• [What you will do]:
From the entries below, copy every line that holds the word "линейных".

• [Records for this task]:

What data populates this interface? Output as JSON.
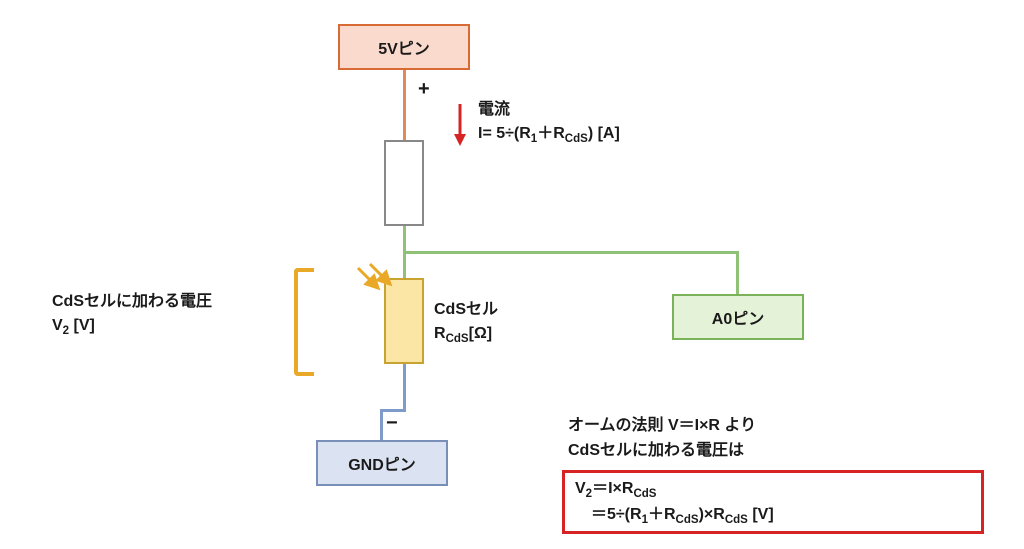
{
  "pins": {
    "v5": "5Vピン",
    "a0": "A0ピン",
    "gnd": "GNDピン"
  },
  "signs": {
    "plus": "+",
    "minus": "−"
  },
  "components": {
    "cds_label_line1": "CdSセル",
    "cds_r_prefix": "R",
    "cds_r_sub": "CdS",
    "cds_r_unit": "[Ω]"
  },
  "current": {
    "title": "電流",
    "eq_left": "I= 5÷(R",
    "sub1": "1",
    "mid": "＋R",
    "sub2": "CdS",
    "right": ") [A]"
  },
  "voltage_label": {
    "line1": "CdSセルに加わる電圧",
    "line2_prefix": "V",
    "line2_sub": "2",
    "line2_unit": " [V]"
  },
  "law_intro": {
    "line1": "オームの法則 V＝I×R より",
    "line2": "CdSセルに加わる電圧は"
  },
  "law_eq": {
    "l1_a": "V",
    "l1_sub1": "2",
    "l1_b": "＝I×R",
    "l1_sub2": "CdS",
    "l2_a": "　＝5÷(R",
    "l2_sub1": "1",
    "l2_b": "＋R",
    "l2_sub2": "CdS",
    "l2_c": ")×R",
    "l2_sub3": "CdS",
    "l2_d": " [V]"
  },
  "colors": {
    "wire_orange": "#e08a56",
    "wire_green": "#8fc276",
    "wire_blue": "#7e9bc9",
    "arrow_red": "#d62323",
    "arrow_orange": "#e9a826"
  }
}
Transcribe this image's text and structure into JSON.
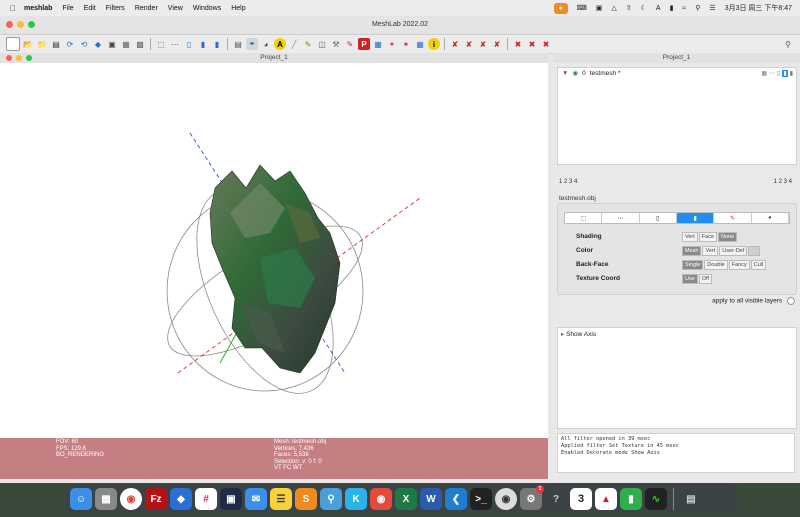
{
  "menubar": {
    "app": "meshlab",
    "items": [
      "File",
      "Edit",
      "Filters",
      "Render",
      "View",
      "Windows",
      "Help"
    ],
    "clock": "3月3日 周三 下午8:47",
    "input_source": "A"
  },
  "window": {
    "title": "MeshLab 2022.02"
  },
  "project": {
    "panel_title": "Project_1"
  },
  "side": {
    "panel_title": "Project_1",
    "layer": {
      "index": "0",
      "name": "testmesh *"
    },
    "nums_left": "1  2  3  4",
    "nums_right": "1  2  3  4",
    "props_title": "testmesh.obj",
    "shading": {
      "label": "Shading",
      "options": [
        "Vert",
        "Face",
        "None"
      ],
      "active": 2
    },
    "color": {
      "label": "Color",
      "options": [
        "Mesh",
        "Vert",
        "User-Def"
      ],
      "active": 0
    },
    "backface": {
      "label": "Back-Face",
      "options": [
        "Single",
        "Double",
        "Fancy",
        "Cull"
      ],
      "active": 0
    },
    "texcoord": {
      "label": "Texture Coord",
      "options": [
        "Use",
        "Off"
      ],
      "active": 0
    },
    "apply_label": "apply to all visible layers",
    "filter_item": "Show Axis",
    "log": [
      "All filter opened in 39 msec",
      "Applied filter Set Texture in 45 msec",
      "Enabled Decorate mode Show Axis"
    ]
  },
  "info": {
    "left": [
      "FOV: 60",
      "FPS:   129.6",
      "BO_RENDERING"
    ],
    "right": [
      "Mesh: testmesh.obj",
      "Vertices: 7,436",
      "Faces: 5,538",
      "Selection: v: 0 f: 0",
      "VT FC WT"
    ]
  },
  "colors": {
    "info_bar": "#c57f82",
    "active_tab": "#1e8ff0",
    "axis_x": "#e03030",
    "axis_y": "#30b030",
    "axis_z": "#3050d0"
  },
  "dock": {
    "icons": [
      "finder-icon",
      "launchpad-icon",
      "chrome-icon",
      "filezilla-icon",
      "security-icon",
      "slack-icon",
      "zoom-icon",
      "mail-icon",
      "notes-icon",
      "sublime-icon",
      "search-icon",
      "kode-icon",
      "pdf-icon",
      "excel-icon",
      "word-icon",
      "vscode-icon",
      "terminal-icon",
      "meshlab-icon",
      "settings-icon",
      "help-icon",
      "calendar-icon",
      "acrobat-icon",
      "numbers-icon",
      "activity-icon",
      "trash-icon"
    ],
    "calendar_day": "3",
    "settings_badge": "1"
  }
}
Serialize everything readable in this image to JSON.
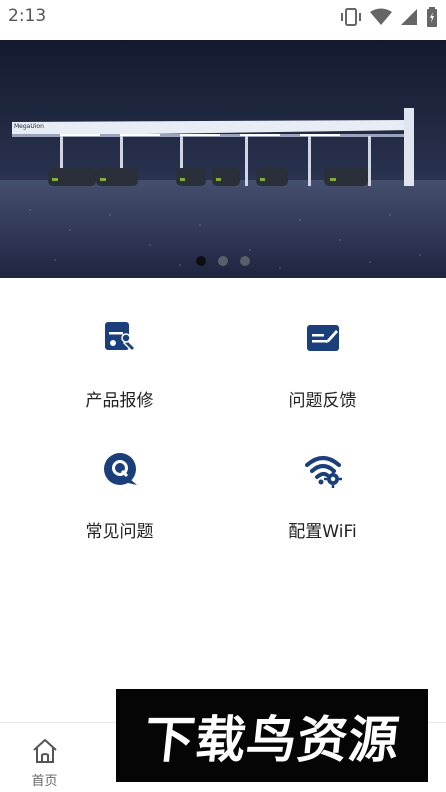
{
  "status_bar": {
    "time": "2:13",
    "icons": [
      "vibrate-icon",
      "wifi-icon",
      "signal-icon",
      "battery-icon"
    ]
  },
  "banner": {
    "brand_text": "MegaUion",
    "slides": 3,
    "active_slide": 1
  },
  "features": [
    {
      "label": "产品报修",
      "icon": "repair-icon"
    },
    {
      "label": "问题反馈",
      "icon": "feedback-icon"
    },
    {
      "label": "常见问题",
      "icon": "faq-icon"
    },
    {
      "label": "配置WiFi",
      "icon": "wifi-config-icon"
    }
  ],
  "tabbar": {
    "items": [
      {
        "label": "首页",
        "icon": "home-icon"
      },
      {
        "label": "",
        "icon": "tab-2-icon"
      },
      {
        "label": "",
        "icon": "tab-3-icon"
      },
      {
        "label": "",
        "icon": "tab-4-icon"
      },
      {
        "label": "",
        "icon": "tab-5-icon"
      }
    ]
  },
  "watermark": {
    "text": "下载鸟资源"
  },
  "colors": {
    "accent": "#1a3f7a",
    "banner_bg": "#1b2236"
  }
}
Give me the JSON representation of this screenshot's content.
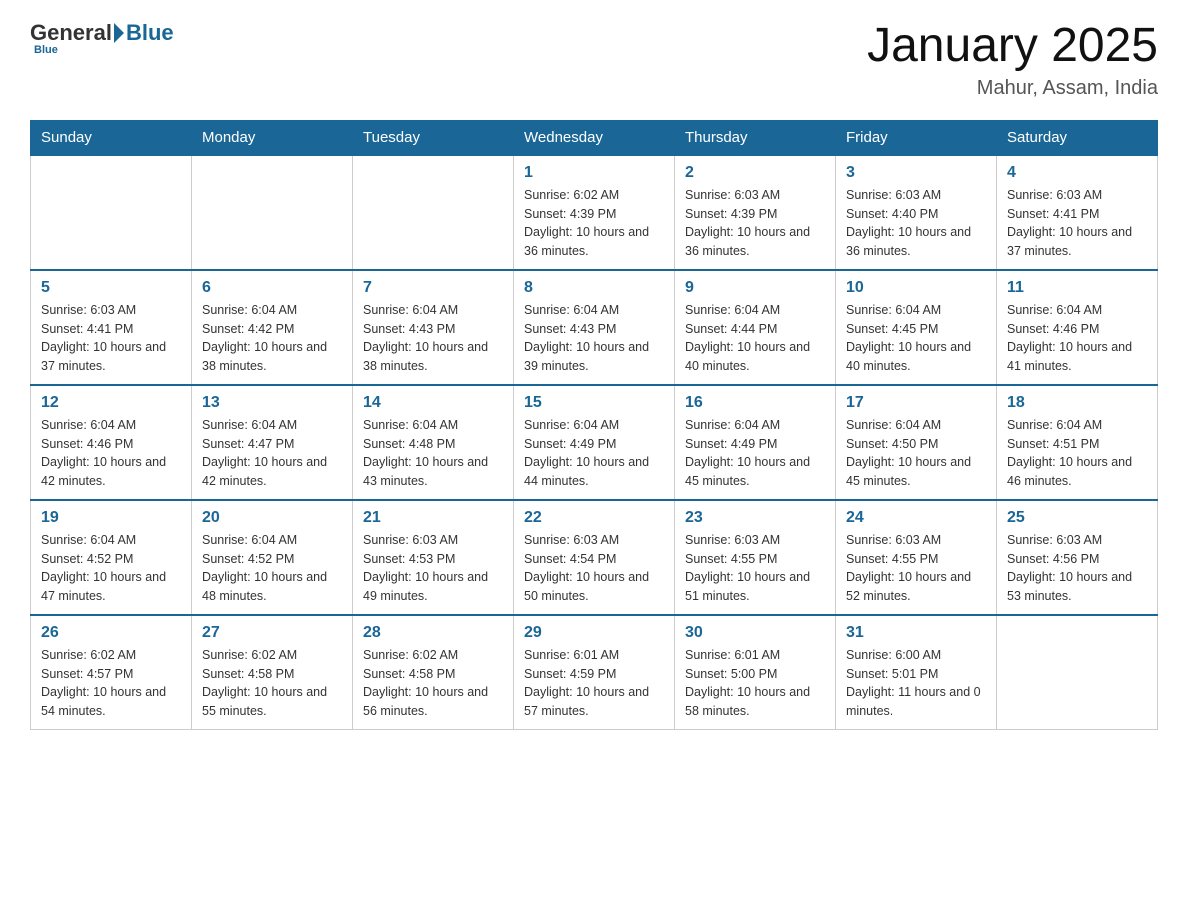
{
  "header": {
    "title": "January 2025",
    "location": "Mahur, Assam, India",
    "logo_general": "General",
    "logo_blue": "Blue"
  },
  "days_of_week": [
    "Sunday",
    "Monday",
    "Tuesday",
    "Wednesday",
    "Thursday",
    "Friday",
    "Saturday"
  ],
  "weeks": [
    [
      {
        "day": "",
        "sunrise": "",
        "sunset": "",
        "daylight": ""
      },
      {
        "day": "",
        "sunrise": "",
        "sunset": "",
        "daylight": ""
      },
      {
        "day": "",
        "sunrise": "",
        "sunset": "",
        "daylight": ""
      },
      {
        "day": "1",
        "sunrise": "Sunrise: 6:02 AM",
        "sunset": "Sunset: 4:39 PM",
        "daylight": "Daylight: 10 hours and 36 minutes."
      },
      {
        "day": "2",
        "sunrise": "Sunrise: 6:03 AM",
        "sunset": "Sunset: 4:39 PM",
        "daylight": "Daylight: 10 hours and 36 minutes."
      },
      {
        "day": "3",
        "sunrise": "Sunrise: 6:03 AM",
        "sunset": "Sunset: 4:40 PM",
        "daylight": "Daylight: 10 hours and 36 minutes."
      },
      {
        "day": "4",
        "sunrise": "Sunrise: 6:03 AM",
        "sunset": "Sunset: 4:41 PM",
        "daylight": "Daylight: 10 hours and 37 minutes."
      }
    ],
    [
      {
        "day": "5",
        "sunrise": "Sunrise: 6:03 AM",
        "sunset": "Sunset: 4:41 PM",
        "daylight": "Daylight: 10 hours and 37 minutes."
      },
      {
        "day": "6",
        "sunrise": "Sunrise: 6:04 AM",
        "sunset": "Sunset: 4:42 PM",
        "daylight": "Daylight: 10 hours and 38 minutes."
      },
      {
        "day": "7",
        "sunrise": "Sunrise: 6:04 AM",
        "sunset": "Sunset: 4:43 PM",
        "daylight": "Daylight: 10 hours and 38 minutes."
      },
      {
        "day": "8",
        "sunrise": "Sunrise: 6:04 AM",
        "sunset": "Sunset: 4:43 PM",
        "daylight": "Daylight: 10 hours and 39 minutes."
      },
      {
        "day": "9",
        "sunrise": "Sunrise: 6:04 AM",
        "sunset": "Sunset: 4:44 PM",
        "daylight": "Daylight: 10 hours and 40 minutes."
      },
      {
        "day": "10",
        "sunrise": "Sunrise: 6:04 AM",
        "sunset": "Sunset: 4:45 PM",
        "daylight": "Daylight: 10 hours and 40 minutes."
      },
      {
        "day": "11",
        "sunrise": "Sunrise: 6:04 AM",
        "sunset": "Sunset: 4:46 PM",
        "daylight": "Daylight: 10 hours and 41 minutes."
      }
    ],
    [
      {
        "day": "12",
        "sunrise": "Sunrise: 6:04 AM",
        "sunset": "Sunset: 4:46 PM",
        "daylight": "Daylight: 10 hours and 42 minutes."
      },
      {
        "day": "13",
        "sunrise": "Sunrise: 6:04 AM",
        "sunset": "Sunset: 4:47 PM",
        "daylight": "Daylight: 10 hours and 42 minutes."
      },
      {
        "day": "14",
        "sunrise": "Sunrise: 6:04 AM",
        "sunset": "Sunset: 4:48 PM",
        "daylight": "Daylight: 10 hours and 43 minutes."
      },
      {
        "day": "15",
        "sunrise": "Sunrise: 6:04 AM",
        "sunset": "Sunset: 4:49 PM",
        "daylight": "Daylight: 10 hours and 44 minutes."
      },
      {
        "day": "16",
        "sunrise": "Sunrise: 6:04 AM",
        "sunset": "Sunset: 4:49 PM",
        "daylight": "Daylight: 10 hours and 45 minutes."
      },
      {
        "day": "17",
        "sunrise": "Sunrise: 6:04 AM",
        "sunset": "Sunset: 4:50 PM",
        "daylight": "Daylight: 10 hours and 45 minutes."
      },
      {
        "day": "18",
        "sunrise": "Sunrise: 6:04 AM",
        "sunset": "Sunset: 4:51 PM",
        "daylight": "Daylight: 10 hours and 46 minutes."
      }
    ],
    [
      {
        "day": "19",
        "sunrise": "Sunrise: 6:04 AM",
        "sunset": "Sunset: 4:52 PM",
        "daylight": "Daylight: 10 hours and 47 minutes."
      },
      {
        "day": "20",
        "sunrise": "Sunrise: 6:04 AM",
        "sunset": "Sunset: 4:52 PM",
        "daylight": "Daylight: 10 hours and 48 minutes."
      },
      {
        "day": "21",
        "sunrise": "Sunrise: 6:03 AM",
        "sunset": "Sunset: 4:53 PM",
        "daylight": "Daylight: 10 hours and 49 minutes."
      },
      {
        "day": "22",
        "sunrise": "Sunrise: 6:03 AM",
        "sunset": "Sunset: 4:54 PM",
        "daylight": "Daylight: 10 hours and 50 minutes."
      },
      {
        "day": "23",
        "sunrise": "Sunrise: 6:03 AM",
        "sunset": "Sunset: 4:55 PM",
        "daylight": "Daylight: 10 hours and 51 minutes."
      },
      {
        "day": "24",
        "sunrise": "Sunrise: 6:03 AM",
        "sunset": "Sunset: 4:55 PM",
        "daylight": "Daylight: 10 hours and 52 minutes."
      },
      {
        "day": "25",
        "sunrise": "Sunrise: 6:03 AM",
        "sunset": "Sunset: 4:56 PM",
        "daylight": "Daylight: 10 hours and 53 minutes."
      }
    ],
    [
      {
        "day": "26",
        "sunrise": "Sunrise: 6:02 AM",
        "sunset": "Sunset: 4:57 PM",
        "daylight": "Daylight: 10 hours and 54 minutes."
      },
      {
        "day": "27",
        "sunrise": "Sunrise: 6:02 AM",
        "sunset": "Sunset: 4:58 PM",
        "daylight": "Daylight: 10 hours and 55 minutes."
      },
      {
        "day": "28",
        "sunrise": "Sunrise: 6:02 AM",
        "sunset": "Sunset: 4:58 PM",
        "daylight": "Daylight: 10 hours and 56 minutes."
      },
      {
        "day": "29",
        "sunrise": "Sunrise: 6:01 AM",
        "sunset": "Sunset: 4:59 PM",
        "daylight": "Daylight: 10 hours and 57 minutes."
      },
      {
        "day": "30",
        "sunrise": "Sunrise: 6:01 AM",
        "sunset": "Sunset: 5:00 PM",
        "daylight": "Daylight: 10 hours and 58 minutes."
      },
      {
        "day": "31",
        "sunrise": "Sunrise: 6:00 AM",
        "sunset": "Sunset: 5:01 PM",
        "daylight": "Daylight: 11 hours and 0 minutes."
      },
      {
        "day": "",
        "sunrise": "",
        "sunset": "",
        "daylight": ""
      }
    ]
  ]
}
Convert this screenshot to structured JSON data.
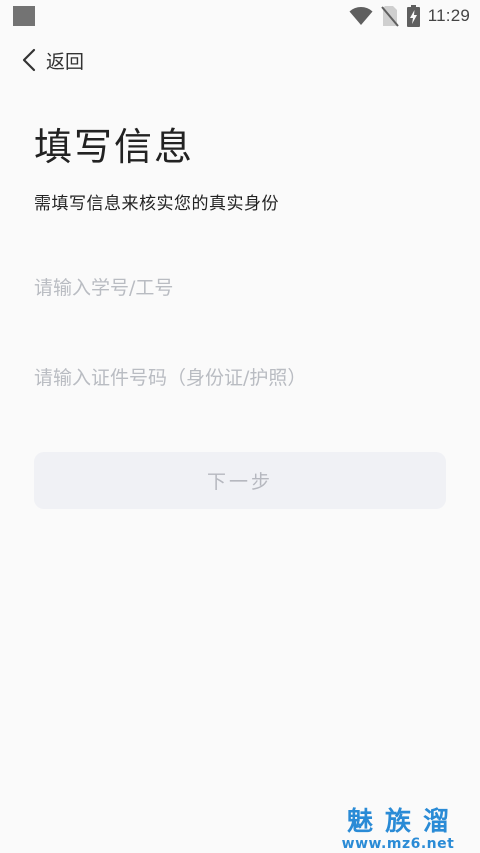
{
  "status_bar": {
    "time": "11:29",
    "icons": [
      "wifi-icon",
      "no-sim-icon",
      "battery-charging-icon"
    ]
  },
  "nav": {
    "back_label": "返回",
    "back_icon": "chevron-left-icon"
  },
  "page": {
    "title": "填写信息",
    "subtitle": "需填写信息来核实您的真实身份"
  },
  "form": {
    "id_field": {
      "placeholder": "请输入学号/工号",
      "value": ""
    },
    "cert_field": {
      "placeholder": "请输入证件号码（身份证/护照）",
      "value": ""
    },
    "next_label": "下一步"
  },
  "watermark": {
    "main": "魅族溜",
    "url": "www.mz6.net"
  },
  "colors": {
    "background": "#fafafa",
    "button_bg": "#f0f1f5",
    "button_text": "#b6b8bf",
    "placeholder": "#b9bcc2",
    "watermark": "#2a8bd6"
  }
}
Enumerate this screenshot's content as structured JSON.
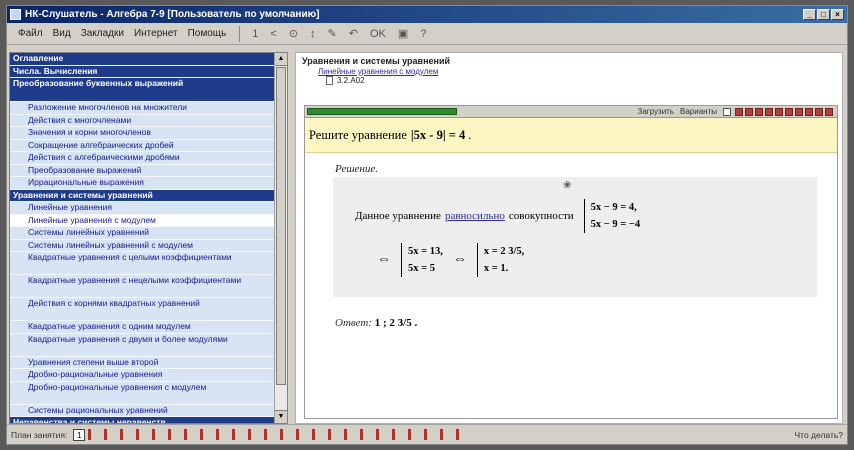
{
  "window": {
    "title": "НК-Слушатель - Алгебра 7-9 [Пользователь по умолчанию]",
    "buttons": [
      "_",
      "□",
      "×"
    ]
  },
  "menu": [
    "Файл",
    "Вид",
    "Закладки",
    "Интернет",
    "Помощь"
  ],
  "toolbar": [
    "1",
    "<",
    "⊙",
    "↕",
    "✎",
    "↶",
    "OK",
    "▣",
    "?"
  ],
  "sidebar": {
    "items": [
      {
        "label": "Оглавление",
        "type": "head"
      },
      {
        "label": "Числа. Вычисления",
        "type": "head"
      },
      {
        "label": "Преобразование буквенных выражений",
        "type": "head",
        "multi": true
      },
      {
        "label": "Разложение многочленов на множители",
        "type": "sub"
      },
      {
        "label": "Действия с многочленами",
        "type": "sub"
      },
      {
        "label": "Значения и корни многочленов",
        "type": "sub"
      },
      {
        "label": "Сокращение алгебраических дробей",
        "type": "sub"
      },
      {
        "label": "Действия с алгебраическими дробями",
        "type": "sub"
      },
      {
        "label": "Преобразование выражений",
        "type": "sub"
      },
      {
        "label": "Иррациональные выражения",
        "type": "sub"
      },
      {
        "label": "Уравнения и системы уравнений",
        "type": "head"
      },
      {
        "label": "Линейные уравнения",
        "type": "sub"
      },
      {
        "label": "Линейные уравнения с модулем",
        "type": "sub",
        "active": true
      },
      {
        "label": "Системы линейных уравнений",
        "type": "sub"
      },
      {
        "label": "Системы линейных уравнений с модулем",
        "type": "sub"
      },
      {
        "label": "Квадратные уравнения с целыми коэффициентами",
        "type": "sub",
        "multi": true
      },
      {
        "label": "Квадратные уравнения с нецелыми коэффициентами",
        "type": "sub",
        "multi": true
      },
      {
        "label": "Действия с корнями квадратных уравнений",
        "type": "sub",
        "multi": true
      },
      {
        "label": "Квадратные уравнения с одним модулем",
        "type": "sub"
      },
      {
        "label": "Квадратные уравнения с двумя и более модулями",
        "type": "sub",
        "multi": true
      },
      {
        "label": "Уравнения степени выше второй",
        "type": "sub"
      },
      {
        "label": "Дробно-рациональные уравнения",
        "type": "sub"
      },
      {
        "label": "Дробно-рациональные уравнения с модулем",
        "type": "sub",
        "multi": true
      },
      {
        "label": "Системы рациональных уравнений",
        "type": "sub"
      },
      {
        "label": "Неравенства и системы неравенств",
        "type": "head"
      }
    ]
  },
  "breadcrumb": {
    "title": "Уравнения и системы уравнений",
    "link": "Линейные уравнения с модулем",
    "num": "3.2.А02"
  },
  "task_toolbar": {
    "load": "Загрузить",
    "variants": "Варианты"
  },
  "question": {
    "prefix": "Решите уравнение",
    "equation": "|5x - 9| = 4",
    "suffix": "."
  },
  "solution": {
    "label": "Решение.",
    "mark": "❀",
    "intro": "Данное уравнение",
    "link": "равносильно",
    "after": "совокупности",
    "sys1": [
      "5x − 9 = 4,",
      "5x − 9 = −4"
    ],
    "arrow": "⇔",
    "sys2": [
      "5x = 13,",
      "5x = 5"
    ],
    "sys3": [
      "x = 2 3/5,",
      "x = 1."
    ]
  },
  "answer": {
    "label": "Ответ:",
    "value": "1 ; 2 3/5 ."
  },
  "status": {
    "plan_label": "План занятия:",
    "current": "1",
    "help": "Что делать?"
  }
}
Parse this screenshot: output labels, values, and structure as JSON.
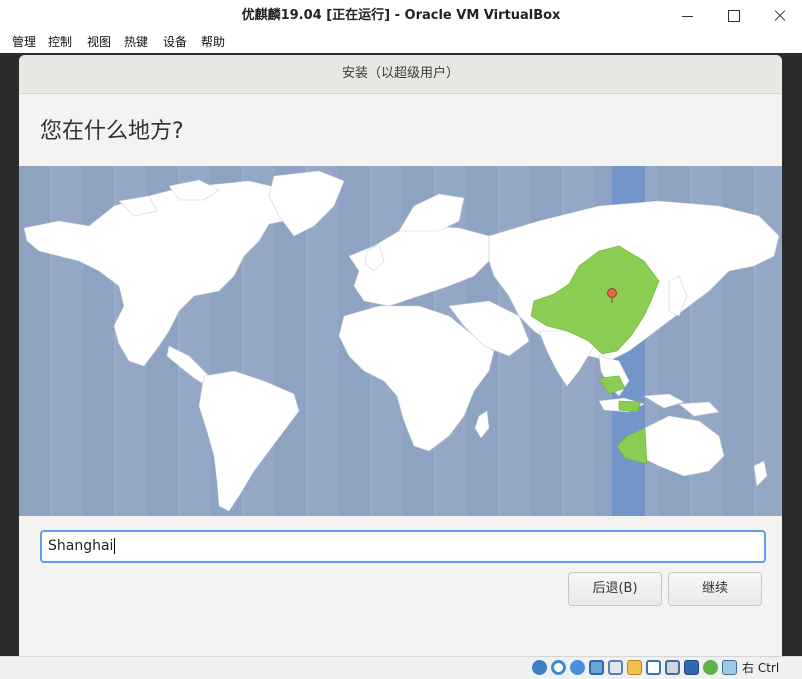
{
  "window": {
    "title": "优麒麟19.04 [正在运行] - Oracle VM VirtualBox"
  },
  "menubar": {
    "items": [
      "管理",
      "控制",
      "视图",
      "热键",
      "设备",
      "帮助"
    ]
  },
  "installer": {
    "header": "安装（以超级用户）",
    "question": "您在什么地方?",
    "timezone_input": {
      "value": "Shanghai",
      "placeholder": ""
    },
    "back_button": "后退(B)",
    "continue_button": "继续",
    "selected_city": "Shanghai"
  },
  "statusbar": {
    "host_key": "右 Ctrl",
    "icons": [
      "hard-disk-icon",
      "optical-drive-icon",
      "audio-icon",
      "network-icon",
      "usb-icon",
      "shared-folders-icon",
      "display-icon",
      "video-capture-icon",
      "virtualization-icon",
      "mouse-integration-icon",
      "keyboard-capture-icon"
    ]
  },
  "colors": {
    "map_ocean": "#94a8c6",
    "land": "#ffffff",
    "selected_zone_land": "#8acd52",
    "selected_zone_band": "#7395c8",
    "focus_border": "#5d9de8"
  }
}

• [Problem solution]:
        "label": "Системы линейных уравнений",
        "label": "Системы линейных уравнений с модулем",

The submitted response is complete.